Records contained in a dataset
——————

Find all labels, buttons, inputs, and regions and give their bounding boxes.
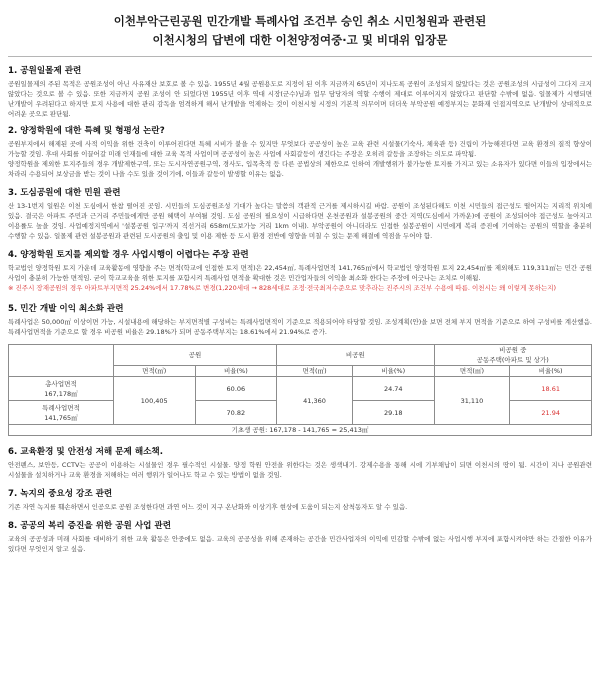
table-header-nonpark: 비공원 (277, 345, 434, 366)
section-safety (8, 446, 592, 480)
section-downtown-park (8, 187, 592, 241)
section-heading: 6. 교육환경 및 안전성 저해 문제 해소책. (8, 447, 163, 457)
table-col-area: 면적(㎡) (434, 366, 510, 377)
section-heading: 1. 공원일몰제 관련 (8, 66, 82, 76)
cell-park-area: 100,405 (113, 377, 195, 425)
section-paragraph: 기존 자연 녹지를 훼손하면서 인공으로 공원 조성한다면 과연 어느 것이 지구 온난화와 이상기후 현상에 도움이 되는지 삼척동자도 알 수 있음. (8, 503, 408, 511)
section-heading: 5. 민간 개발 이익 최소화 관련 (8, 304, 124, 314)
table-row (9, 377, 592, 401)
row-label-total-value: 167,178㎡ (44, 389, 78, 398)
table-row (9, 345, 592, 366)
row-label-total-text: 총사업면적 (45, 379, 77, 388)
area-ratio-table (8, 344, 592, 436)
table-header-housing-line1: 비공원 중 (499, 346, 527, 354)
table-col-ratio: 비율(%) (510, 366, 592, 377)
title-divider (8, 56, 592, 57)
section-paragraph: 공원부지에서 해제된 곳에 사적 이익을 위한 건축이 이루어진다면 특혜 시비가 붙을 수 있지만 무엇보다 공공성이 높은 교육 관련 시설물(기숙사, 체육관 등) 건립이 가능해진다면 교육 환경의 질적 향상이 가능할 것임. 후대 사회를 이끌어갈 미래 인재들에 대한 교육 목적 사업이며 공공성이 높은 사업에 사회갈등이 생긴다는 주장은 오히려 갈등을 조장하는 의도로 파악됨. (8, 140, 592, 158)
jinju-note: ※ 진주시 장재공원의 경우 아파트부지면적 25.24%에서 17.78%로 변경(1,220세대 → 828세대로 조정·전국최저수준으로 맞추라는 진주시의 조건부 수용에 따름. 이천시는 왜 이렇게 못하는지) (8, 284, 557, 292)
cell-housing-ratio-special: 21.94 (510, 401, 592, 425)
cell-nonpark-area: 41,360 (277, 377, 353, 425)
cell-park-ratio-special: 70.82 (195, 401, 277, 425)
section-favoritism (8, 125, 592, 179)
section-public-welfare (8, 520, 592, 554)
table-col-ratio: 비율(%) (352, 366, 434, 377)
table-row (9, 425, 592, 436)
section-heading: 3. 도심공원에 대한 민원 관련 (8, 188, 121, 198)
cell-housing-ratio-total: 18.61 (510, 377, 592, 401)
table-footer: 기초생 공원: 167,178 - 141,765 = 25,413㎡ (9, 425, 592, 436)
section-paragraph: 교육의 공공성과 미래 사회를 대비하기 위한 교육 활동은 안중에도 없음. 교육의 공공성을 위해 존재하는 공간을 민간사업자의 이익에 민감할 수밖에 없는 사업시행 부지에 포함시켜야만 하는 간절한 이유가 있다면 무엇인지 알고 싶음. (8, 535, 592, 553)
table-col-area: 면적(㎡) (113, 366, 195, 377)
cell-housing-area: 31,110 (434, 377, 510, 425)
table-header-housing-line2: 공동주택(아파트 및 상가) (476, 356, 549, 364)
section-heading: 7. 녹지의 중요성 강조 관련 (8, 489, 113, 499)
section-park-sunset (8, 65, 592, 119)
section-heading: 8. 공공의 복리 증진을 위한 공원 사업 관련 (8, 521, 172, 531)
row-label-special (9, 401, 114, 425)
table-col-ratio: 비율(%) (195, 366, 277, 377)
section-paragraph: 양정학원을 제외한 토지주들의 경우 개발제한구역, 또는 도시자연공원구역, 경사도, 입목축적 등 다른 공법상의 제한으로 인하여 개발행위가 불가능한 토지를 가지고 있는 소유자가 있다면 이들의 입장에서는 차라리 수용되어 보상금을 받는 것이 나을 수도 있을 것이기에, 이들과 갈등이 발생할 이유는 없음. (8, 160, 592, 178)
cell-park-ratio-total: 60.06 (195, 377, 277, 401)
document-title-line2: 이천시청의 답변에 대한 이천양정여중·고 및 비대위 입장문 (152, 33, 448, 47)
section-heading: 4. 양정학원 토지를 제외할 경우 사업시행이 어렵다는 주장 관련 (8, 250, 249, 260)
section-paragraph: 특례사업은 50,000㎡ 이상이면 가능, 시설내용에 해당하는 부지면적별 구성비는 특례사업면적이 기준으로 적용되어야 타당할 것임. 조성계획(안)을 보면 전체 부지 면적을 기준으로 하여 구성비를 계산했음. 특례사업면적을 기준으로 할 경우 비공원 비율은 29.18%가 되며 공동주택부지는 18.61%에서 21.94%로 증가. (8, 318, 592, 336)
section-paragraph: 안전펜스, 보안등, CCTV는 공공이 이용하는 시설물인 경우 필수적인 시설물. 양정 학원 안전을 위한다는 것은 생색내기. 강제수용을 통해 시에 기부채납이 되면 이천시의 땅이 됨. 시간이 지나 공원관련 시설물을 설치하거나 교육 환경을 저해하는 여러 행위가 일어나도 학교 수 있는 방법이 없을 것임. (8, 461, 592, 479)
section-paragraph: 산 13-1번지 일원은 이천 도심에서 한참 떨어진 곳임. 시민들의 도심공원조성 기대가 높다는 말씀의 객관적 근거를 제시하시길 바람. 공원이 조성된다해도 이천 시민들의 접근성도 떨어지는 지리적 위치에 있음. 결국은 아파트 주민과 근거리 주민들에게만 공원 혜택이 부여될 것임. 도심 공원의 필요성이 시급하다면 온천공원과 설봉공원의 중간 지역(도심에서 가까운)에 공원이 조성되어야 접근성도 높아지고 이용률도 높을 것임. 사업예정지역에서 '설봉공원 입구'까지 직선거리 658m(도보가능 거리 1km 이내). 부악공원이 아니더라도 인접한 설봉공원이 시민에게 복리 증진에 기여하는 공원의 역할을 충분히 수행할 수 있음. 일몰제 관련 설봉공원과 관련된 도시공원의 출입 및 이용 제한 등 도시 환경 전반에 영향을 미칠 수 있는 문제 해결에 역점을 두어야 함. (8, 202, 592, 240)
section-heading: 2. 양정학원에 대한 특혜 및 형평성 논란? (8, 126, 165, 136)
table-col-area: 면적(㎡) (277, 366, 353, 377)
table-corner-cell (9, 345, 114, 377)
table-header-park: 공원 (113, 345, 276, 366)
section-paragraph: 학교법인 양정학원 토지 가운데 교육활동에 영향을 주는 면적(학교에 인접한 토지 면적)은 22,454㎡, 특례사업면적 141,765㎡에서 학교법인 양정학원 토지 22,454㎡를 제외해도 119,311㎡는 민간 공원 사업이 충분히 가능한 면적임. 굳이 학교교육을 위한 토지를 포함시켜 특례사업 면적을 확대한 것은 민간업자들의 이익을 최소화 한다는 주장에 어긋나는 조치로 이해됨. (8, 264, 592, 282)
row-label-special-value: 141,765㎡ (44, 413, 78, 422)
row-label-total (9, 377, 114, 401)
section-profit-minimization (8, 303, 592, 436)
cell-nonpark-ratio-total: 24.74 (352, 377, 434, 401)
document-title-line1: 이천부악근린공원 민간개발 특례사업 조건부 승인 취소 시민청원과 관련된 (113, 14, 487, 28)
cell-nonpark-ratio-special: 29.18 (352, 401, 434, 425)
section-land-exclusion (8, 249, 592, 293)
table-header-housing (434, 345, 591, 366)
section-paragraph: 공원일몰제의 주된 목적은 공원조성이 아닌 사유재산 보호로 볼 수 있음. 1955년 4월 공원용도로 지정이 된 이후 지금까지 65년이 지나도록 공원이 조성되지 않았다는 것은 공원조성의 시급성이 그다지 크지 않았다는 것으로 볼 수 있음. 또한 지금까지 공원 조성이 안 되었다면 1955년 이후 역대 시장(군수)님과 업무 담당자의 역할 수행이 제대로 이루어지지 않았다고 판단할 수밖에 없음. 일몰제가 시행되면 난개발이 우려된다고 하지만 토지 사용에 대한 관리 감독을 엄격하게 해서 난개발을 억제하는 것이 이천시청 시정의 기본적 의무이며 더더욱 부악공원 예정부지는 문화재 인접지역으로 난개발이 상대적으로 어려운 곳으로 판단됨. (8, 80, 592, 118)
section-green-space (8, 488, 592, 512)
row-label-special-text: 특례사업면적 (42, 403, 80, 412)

——————

Task statement:
Copy the lines of the material above, starting with the line containing "table-header-nonpark: 비공원 (277, 345, 434, 366)" and ending with the line containing "cell-park-area: 100,405 (113, 377, 195, 425)", both included. Reproduce each one unchanged.

Correct output:
table-header-nonpark: 비공원 (277, 345, 434, 366)
section-safety (8, 446, 592, 480)
section-downtown-park (8, 187, 592, 241)
section-heading: 6. 교육환경 및 안전성 저해 문제 해소책. (8, 447, 163, 457)
table-col-area: 면적(㎡) (434, 366, 510, 377)
section-heading: 1. 공원일몰제 관련 (8, 66, 82, 76)
cell-park-area: 100,405 (113, 377, 195, 425)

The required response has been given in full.